INPUT FOR THIS TASK |
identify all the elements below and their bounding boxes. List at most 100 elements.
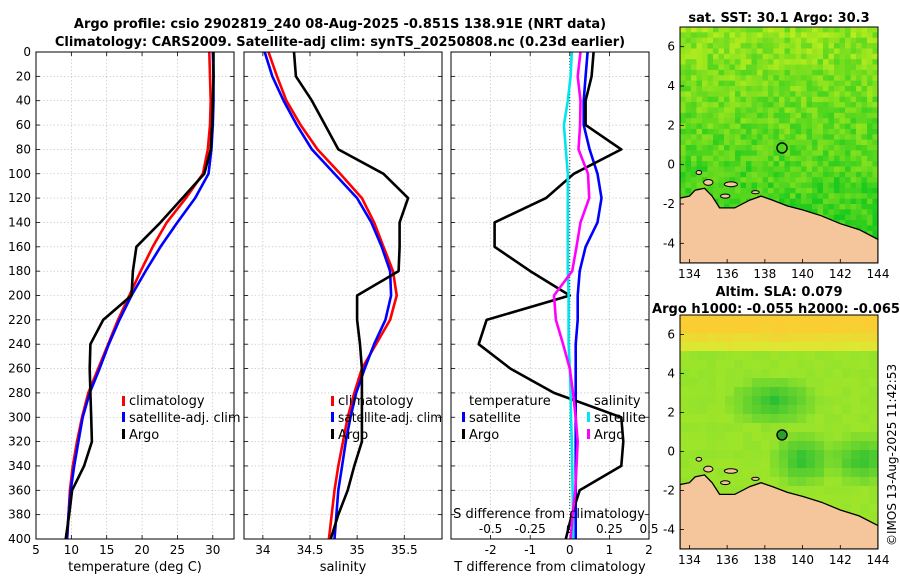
heatmap-cell — [702, 32, 708, 39]
heatmap-cell — [746, 139, 752, 146]
heatmap-cell — [823, 102, 829, 108]
heatmap-cell — [801, 102, 807, 108]
heatmap-cell — [842, 333, 852, 343]
heatmap-cell — [850, 80, 857, 87]
heatmap-cell — [713, 80, 719, 87]
heatmap-cell — [867, 145, 873, 151]
heatmap-cell — [815, 405, 825, 415]
heatmap-cell — [702, 107, 708, 114]
heatmap-cell — [806, 155, 813, 162]
heatmap-cell — [851, 387, 861, 397]
heatmap-cell — [823, 43, 829, 49]
heatmap-cell — [850, 171, 857, 178]
heatmap-cell — [743, 396, 753, 406]
salinity-series — [263, 52, 410, 539]
heatmap-cell — [828, 166, 835, 173]
heatmap-cell — [815, 369, 825, 379]
heatmap-cell — [784, 107, 791, 114]
heatmap-cell — [707, 166, 714, 173]
heatmap-cell — [680, 432, 690, 442]
heatmap-cell — [696, 80, 703, 87]
heatmap-cell — [680, 75, 686, 82]
heatmap-cell — [869, 441, 878, 451]
heatmap-cell — [724, 102, 730, 108]
heatmap-cell — [834, 182, 840, 189]
heatmap-cell — [751, 69, 758, 76]
heatmap-cell — [872, 139, 878, 146]
x-tick-label: 140 — [791, 267, 814, 281]
heatmap-cell — [795, 139, 802, 146]
heatmap-cell — [839, 48, 846, 55]
heatmap-cell — [713, 43, 719, 49]
heatmap-cell — [740, 59, 747, 65]
heatmap-cell — [795, 112, 802, 119]
heatmap-cell — [696, 102, 703, 108]
heatmap-cell — [689, 468, 699, 478]
heatmap-cell — [762, 91, 769, 98]
heatmap-cell — [797, 486, 807, 496]
heatmap-cell — [773, 171, 780, 178]
heatmap-cell — [718, 91, 725, 98]
heatmap-cell — [779, 369, 789, 379]
heatmap-cell — [856, 64, 862, 71]
heatmap-cell — [689, 378, 699, 388]
legend-swatch-climatology — [331, 396, 334, 406]
heatmap-cell — [779, 53, 785, 60]
x-tick-label: 1 — [606, 543, 614, 557]
heatmap-cell — [762, 161, 769, 167]
heatmap-cell — [685, 145, 692, 151]
x-tick-label: 35 — [350, 543, 365, 557]
heatmap-cell — [770, 324, 780, 334]
heatmap-cell — [729, 91, 736, 98]
x-tick-label: 136 — [716, 267, 739, 281]
heatmap-cell — [861, 112, 868, 119]
heatmap-cell — [856, 193, 862, 200]
heatmap-cell — [824, 360, 834, 370]
heatmap-cell — [757, 177, 763, 183]
heatmap-cell — [790, 112, 796, 119]
heatmap-cell — [845, 214, 851, 221]
heatmap-cell — [740, 37, 747, 44]
heatmap-cell — [752, 432, 762, 442]
heatmap-cell — [680, 96, 686, 103]
heatmap-cell — [833, 369, 843, 379]
heatmap-cell — [716, 324, 726, 334]
y-tick-label: 320 — [8, 435, 31, 449]
heatmap-cell — [856, 96, 862, 103]
heatmap-cell — [788, 450, 798, 460]
heatmap-cell — [872, 230, 878, 237]
heatmap-cell — [779, 102, 785, 108]
heatmap-cell — [680, 80, 686, 87]
heatmap-cell — [817, 193, 824, 200]
heatmap-cell — [784, 27, 791, 33]
heatmap-cell — [685, 166, 692, 173]
heatmap-cell — [860, 450, 870, 460]
heatmap-cell — [716, 405, 726, 415]
heatmap-cell — [833, 324, 843, 334]
heatmap-cell — [740, 198, 747, 205]
heatmap-cell — [872, 204, 878, 210]
heatmap-cell — [707, 43, 714, 49]
heatmap-cell — [815, 468, 825, 478]
heatmap-cell — [806, 396, 816, 406]
heatmap-cell — [718, 128, 725, 135]
heatmap-cell — [850, 27, 857, 33]
heatmap-cell — [680, 32, 686, 39]
heatmap-cell — [790, 193, 796, 200]
heatmap-cell — [850, 161, 857, 167]
heatmap-cell — [768, 32, 774, 39]
heatmap-cell — [795, 48, 802, 55]
heatmap-cell — [740, 53, 747, 60]
heatmap-cell — [872, 177, 878, 183]
heatmap-cell — [735, 53, 741, 60]
heatmap-cell — [685, 69, 692, 76]
heatmap-cell — [828, 204, 835, 210]
heatmap-cell — [680, 171, 686, 178]
heatmap-cell — [824, 396, 834, 406]
heatmap-cell — [751, 118, 758, 124]
heatmap-cell — [724, 139, 730, 146]
heatmap-cell — [680, 53, 686, 60]
heatmap-cell — [850, 166, 857, 173]
heatmap-cell — [795, 53, 802, 60]
heatmap-cell — [735, 32, 741, 39]
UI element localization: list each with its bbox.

OBJECTIVE | Please repeat the records above in full, switching "salinity-series" to "temperature-series" and leaving everything else unchanged. Leave the pictures out of your answer.

ANSWER TO THE EXERCISE |
identify all the elements below and their bounding boxes. List at most 100 elements.
heatmap-cell — [702, 32, 708, 39]
heatmap-cell — [746, 139, 752, 146]
heatmap-cell — [823, 102, 829, 108]
heatmap-cell — [801, 102, 807, 108]
heatmap-cell — [842, 333, 852, 343]
heatmap-cell — [850, 80, 857, 87]
heatmap-cell — [713, 80, 719, 87]
heatmap-cell — [867, 145, 873, 151]
heatmap-cell — [815, 405, 825, 415]
heatmap-cell — [702, 107, 708, 114]
heatmap-cell — [806, 155, 813, 162]
heatmap-cell — [851, 387, 861, 397]
heatmap-cell — [823, 43, 829, 49]
heatmap-cell — [850, 171, 857, 178]
heatmap-cell — [743, 396, 753, 406]
temperature-series — [263, 52, 410, 539]
heatmap-cell — [828, 166, 835, 173]
heatmap-cell — [815, 369, 825, 379]
heatmap-cell — [784, 107, 791, 114]
heatmap-cell — [707, 166, 714, 173]
heatmap-cell — [680, 432, 690, 442]
heatmap-cell — [696, 80, 703, 87]
heatmap-cell — [680, 75, 686, 82]
heatmap-cell — [869, 441, 878, 451]
heatmap-cell — [724, 102, 730, 108]
heatmap-cell — [834, 182, 840, 189]
heatmap-cell — [751, 69, 758, 76]
heatmap-cell — [872, 139, 878, 146]
x-tick-label: 140 — [791, 267, 814, 281]
heatmap-cell — [795, 139, 802, 146]
heatmap-cell — [839, 48, 846, 55]
heatmap-cell — [713, 43, 719, 49]
heatmap-cell — [740, 59, 747, 65]
heatmap-cell — [795, 112, 802, 119]
heatmap-cell — [696, 102, 703, 108]
heatmap-cell — [689, 468, 699, 478]
heatmap-cell — [762, 91, 769, 98]
heatmap-cell — [797, 486, 807, 496]
heatmap-cell — [773, 171, 780, 178]
heatmap-cell — [718, 91, 725, 98]
heatmap-cell — [779, 369, 789, 379]
heatmap-cell — [856, 64, 862, 71]
heatmap-cell — [689, 378, 699, 388]
legend-swatch-climatology — [331, 396, 334, 406]
heatmap-cell — [779, 53, 785, 60]
x-tick-label: 1 — [606, 543, 614, 557]
heatmap-cell — [762, 161, 769, 167]
heatmap-cell — [685, 145, 692, 151]
x-tick-label: 35 — [350, 543, 365, 557]
heatmap-cell — [770, 324, 780, 334]
heatmap-cell — [729, 91, 736, 98]
x-tick-label: 136 — [716, 267, 739, 281]
heatmap-cell — [861, 112, 868, 119]
heatmap-cell — [856, 193, 862, 200]
heatmap-cell — [824, 360, 834, 370]
heatmap-cell — [757, 177, 763, 183]
heatmap-cell — [790, 112, 796, 119]
heatmap-cell — [845, 214, 851, 221]
heatmap-cell — [740, 37, 747, 44]
heatmap-cell — [752, 432, 762, 442]
heatmap-cell — [680, 96, 686, 103]
heatmap-cell — [833, 369, 843, 379]
heatmap-cell — [716, 324, 726, 334]
y-tick-label: 320 — [8, 435, 31, 449]
heatmap-cell — [856, 96, 862, 103]
heatmap-cell — [788, 450, 798, 460]
heatmap-cell — [872, 230, 878, 237]
heatmap-cell — [779, 102, 785, 108]
heatmap-cell — [680, 80, 686, 87]
heatmap-cell — [817, 193, 824, 200]
heatmap-cell — [784, 27, 791, 33]
heatmap-cell — [685, 166, 692, 173]
heatmap-cell — [860, 450, 870, 460]
heatmap-cell — [716, 405, 726, 415]
heatmap-cell — [833, 324, 843, 334]
heatmap-cell — [740, 198, 747, 205]
heatmap-cell — [872, 204, 878, 210]
heatmap-cell — [707, 43, 714, 49]
heatmap-cell — [815, 468, 825, 478]
heatmap-cell — [806, 396, 816, 406]
heatmap-cell — [718, 128, 725, 135]
heatmap-cell — [850, 27, 857, 33]
heatmap-cell — [680, 32, 686, 39]
heatmap-cell — [790, 193, 796, 200]
heatmap-cell — [850, 161, 857, 167]
heatmap-cell — [768, 32, 774, 39]
heatmap-cell — [795, 48, 802, 55]
heatmap-cell — [740, 53, 747, 60]
heatmap-cell — [872, 177, 878, 183]
heatmap-cell — [735, 53, 741, 60]
heatmap-cell — [685, 69, 692, 76]
heatmap-cell — [828, 204, 835, 210]
heatmap-cell — [680, 171, 686, 178]
heatmap-cell — [824, 396, 834, 406]
heatmap-cell — [751, 118, 758, 124]
heatmap-cell — [724, 139, 730, 146]
heatmap-cell — [680, 53, 686, 60]
heatmap-cell — [850, 166, 857, 173]
heatmap-cell — [795, 53, 802, 60]
heatmap-cell — [735, 32, 741, 39]
UI element localization: list each with its bbox.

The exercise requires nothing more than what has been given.